■ WHAT YOU HAVE TO DO:
Write out the listing below again, precisely as it is given.

— start of TASK INPUTS —

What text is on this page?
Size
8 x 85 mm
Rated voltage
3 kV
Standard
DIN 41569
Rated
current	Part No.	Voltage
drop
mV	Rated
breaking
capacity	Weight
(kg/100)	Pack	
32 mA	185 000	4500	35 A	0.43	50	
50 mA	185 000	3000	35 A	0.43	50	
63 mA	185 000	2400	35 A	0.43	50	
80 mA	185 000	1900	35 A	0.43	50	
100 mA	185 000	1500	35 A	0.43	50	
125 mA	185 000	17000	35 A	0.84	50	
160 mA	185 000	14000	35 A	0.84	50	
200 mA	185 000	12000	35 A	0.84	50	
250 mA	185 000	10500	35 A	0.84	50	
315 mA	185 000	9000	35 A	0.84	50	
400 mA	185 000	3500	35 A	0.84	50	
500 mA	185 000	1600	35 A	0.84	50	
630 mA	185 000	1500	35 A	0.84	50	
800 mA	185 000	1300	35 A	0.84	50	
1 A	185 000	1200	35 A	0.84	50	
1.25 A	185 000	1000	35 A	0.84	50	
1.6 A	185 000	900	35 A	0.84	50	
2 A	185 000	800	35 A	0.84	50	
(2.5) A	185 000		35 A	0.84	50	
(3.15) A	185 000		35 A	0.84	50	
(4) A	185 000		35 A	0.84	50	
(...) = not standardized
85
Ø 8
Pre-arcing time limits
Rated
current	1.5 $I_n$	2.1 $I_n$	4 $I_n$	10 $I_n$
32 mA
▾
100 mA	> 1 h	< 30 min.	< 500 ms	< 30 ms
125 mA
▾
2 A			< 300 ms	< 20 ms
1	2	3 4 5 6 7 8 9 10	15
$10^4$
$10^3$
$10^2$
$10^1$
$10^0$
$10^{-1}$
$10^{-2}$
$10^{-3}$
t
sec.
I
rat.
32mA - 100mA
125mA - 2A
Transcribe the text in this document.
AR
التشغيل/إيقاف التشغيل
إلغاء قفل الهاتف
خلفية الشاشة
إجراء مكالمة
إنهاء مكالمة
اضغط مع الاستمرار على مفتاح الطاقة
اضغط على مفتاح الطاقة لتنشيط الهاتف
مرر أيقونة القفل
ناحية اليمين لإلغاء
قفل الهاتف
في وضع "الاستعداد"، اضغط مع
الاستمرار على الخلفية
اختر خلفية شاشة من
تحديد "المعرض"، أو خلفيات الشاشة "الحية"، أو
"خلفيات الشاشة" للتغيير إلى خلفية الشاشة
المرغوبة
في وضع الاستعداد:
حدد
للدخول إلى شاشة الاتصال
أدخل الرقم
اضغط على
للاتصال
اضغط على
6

— end of TASK INPUTS —

■ SOLUTION FOR THIS TASK:
What text is on this page?
Size
8 x 85 mm
Rated voltage
3 kV
Standard
DIN 41569
Rated
current	Part No.	Voltage
drop
mV	Rated
breaking
capacity	Weight
(kg/100)	Pack	
32 mA	185 000	4500	35 A	0.43	50	
50 mA	185 000	3000	35 A	0.43	50	
63 mA	185 000	2400	35 A	0.43	50	
80 mA	185 000	1900	35 A	0.43	50	
100 mA	185 000	1500	35 A	0.43	50	
125 mA	185 000	17000	35 A	0.84	50	
160 mA	185 000	14000	35 A	0.84	50	
200 mA	185 000	12000	35 A	0.84	50	
250 mA	185 000	10500	35 A	0.84	50	
315 mA	185 000	9000	35 A	0.84	50	
400 mA	185 000	3500	35 A	0.84	50	
500 mA	185 000	1600	35 A	0.84	50	
630 mA	185 000	1500	35 A	0.84	50	
800 mA	185 000	1300	35 A	0.84	50	
1 A	185 000	1200	35 A	0.84	50	
1.25 A	185 000	1000	35 A	0.84	50	
1.6 A	185 000	900	35 A	0.84	50	
2 A	185 000	800	35 A	0.84	50	
(2.5) A	185 000		35 A	0.84	50	
(3.15) A	185 000		35 A	0.84	50	
(4) A	185 000		35 A	0.84	50	
(...) = not standardized
85
Ø 8
Pre-arcing time limits
Rated
current	1.5 $I_n$	2.1 $I_n$	4 $I_n$	10 $I_n$
32 mA
▾
100 mA	> 1 h	< 30 min.	< 500 ms	< 30 ms
125 mA
▾
2 A			< 300 ms	< 20 ms
1	2	3 4 5 6 7 8 9 10	15
$10^4$
$10^3$
$10^2$
$10^1$
$10^0$
$10^{-1}$
$10^{-2}$
$10^{-3}$
t
sec.
I
rat.
32mA - 100mA
125mA - 2A
Transcribe the text in this document.
AR
التشغيل/إيقاف التشغيل
إلغاء قفل الهاتف
خلفية الشاشة
إجراء مكالمة
إنهاء مكالمة
اضغط مع الاستمرار على مفتاح الطاقة
اضغط على مفتاح الطاقة لتنشيط الهاتف
مرر أيقونة القفل
ناحية اليمين لإلغاء
قفل الهاتف
في وضع "الاستعداد"، اضغط مع
الاستمرار على الخلفية
اختر خلفية شاشة من
تحديد "المعرض"، أو خلفيات الشاشة "الحية"، أو
"خلفيات الشاشة" للتغيير إلى خلفية الشاشة
المرغوبة
في وضع الاستعداد:
حدد
للدخول إلى شاشة الاتصال
أدخل الرقم
اضغط على
للاتصال
اضغط على
6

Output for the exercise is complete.